◆ Work required
Provide only the number of lines in the data below that contain the word "this".

*** Listed entries ***

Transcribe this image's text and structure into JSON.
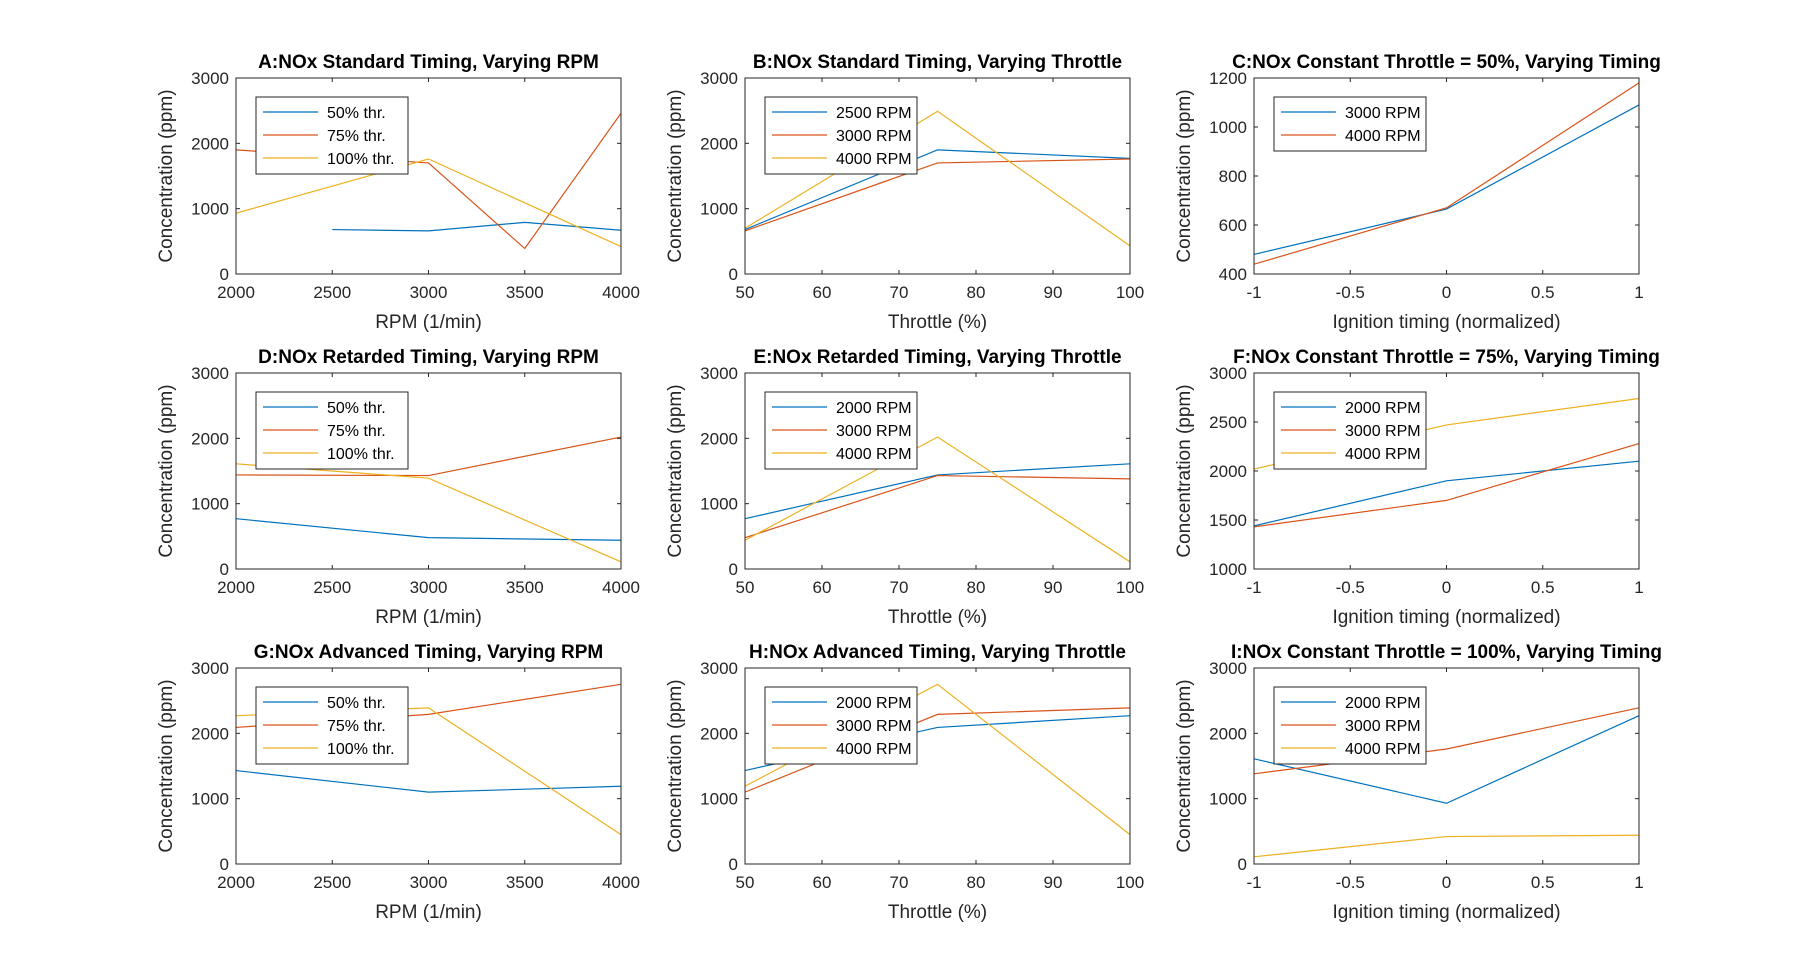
{
  "chart_data": [
    {
      "type": "line",
      "title": "A:NOx Standard Timing, Varying RPM",
      "xlabel": "RPM (1/min)",
      "ylabel": "Concentration (ppm)",
      "xlim": [
        2000,
        4000
      ],
      "ylim": [
        0,
        3000
      ],
      "xticks": [
        2000,
        2500,
        3000,
        3500,
        4000
      ],
      "yticks": [
        0,
        1000,
        2000,
        3000
      ],
      "legend": "top-left",
      "series": [
        {
          "name": "50% thr.",
          "color": "#0072BD",
          "x": [
            2500,
            3000,
            3500,
            4000
          ],
          "y": [
            680,
            660,
            790,
            670
          ]
        },
        {
          "name": "75% thr.",
          "color": "#D95319",
          "x": [
            2000,
            3000,
            3500,
            4000
          ],
          "y": [
            1900,
            1700,
            390,
            2460
          ]
        },
        {
          "name": "100% thr.",
          "color": "#EDB120",
          "x": [
            2000,
            3000,
            4000
          ],
          "y": [
            930,
            1760,
            420
          ]
        }
      ]
    },
    {
      "type": "line",
      "title": "B:NOx Standard Timing, Varying Throttle",
      "xlabel": "Throttle (%)",
      "ylabel": "Concentration (ppm)",
      "xlim": [
        50,
        100
      ],
      "ylim": [
        0,
        3000
      ],
      "xticks": [
        50,
        60,
        70,
        80,
        90,
        100
      ],
      "yticks": [
        0,
        1000,
        2000,
        3000
      ],
      "legend": "top-left",
      "series": [
        {
          "name": "2500 RPM",
          "color": "#0072BD",
          "x": [
            50,
            75,
            100
          ],
          "y": [
            680,
            1900,
            1770
          ]
        },
        {
          "name": "3000 RPM",
          "color": "#D95319",
          "x": [
            50,
            75,
            100
          ],
          "y": [
            660,
            1700,
            1760
          ]
        },
        {
          "name": "4000 RPM",
          "color": "#EDB120",
          "x": [
            50,
            75,
            100
          ],
          "y": [
            700,
            2490,
            430
          ]
        }
      ]
    },
    {
      "type": "line",
      "title": "C:NOx Constant Throttle = 50%, Varying Timing",
      "xlabel": "Ignition timing (normalized)",
      "ylabel": "Concentration (ppm)",
      "xlim": [
        -1,
        1
      ],
      "ylim": [
        400,
        1200
      ],
      "xticks": [
        -1,
        -0.5,
        0,
        0.5,
        1
      ],
      "yticks": [
        400,
        600,
        800,
        1000,
        1200
      ],
      "legend": "top-left",
      "series": [
        {
          "name": "3000 RPM",
          "color": "#0072BD",
          "x": [
            -1,
            0,
            1
          ],
          "y": [
            480,
            665,
            1090
          ]
        },
        {
          "name": "4000 RPM",
          "color": "#D95319",
          "x": [
            -1,
            0,
            1
          ],
          "y": [
            440,
            670,
            1180
          ]
        }
      ]
    },
    {
      "type": "line",
      "title": "D:NOx Retarded Timing, Varying RPM",
      "xlabel": "RPM (1/min)",
      "ylabel": "Concentration (ppm)",
      "xlim": [
        2000,
        4000
      ],
      "ylim": [
        0,
        3000
      ],
      "xticks": [
        2000,
        2500,
        3000,
        3500,
        4000
      ],
      "yticks": [
        0,
        1000,
        2000,
        3000
      ],
      "legend": "top-left",
      "series": [
        {
          "name": "50% thr.",
          "color": "#0072BD",
          "x": [
            2000,
            3000,
            4000
          ],
          "y": [
            770,
            480,
            440
          ]
        },
        {
          "name": "75% thr.",
          "color": "#D95319",
          "x": [
            2000,
            3000,
            4000
          ],
          "y": [
            1440,
            1430,
            2020
          ]
        },
        {
          "name": "100% thr.",
          "color": "#EDB120",
          "x": [
            2000,
            3000,
            4000
          ],
          "y": [
            1610,
            1390,
            110
          ]
        }
      ]
    },
    {
      "type": "line",
      "title": "E:NOx Retarded Timing, Varying Throttle",
      "xlabel": "Throttle (%)",
      "ylabel": "Concentration (ppm)",
      "xlim": [
        50,
        100
      ],
      "ylim": [
        0,
        3000
      ],
      "xticks": [
        50,
        60,
        70,
        80,
        90,
        100
      ],
      "yticks": [
        0,
        1000,
        2000,
        3000
      ],
      "legend": "top-left",
      "series": [
        {
          "name": "2000 RPM",
          "color": "#0072BD",
          "x": [
            50,
            75,
            100
          ],
          "y": [
            770,
            1440,
            1610
          ]
        },
        {
          "name": "3000 RPM",
          "color": "#D95319",
          "x": [
            50,
            75,
            100
          ],
          "y": [
            480,
            1430,
            1380
          ]
        },
        {
          "name": "4000 RPM",
          "color": "#EDB120",
          "x": [
            50,
            75,
            100
          ],
          "y": [
            440,
            2020,
            110
          ]
        }
      ]
    },
    {
      "type": "line",
      "title": "F:NOx Constant Throttle = 75%, Varying Timing",
      "xlabel": "Ignition timing (normalized)",
      "ylabel": "Concentration (ppm)",
      "xlim": [
        -1,
        1
      ],
      "ylim": [
        1000,
        3000
      ],
      "xticks": [
        -1,
        -0.5,
        0,
        0.5,
        1
      ],
      "yticks": [
        1000,
        1500,
        2000,
        2500,
        3000
      ],
      "legend": "top-left",
      "series": [
        {
          "name": "2000 RPM",
          "color": "#0072BD",
          "x": [
            -1,
            0,
            1
          ],
          "y": [
            1440,
            1900,
            2100
          ]
        },
        {
          "name": "3000 RPM",
          "color": "#D95319",
          "x": [
            -1,
            0,
            1
          ],
          "y": [
            1430,
            1700,
            2280
          ]
        },
        {
          "name": "4000 RPM",
          "color": "#EDB120",
          "x": [
            -1,
            0,
            1
          ],
          "y": [
            2020,
            2470,
            2740
          ]
        }
      ]
    },
    {
      "type": "line",
      "title": "G:NOx Advanced Timing, Varying RPM",
      "xlabel": "RPM (1/min)",
      "ylabel": "Concentration (ppm)",
      "xlim": [
        2000,
        4000
      ],
      "ylim": [
        0,
        3000
      ],
      "xticks": [
        2000,
        2500,
        3000,
        3500,
        4000
      ],
      "yticks": [
        0,
        1000,
        2000,
        3000
      ],
      "legend": "top-left",
      "series": [
        {
          "name": "50% thr.",
          "color": "#0072BD",
          "x": [
            2000,
            3000,
            4000
          ],
          "y": [
            1430,
            1100,
            1190
          ]
        },
        {
          "name": "75% thr.",
          "color": "#D95319",
          "x": [
            2000,
            3000,
            4000
          ],
          "y": [
            2090,
            2290,
            2750
          ]
        },
        {
          "name": "100% thr.",
          "color": "#EDB120",
          "x": [
            2000,
            3000,
            4000
          ],
          "y": [
            2270,
            2390,
            450
          ]
        }
      ]
    },
    {
      "type": "line",
      "title": "H:NOx Advanced Timing, Varying Throttle",
      "xlabel": "Throttle (%)",
      "ylabel": "Concentration (ppm)",
      "xlim": [
        50,
        100
      ],
      "ylim": [
        0,
        3000
      ],
      "xticks": [
        50,
        60,
        70,
        80,
        90,
        100
      ],
      "yticks": [
        0,
        1000,
        2000,
        3000
      ],
      "legend": "top-left",
      "series": [
        {
          "name": "2000 RPM",
          "color": "#0072BD",
          "x": [
            50,
            75,
            100
          ],
          "y": [
            1430,
            2090,
            2270
          ]
        },
        {
          "name": "3000 RPM",
          "color": "#D95319",
          "x": [
            50,
            75,
            100
          ],
          "y": [
            1100,
            2290,
            2390
          ]
        },
        {
          "name": "4000 RPM",
          "color": "#EDB120",
          "x": [
            50,
            75,
            100
          ],
          "y": [
            1190,
            2750,
            450
          ]
        }
      ]
    },
    {
      "type": "line",
      "title": "I:NOx Constant Throttle = 100%, Varying Timing",
      "xlabel": "Ignition timing (normalized)",
      "ylabel": "Concentration (ppm)",
      "xlim": [
        -1,
        1
      ],
      "ylim": [
        0,
        3000
      ],
      "xticks": [
        -1,
        -0.5,
        0,
        0.5,
        1
      ],
      "yticks": [
        0,
        1000,
        2000,
        3000
      ],
      "legend": "top-left",
      "series": [
        {
          "name": "2000 RPM",
          "color": "#0072BD",
          "x": [
            -1,
            0,
            1
          ],
          "y": [
            1610,
            930,
            2270
          ]
        },
        {
          "name": "3000 RPM",
          "color": "#D95319",
          "x": [
            -1,
            0,
            1
          ],
          "y": [
            1380,
            1760,
            2390
          ]
        },
        {
          "name": "4000 RPM",
          "color": "#EDB120",
          "x": [
            -1,
            0,
            1
          ],
          "y": [
            110,
            420,
            440
          ]
        }
      ]
    }
  ]
}
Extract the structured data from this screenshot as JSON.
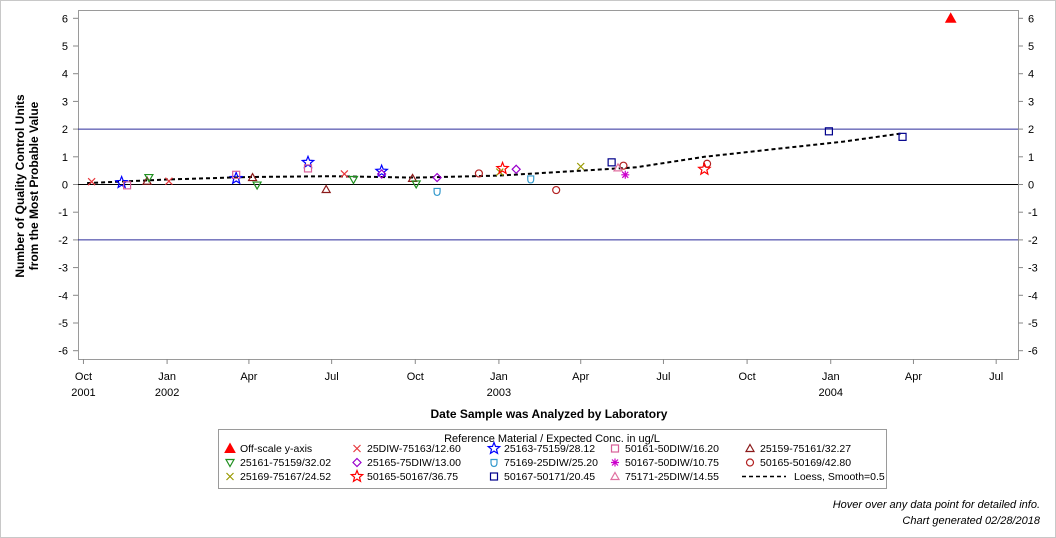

***

◆ Finished exercise
2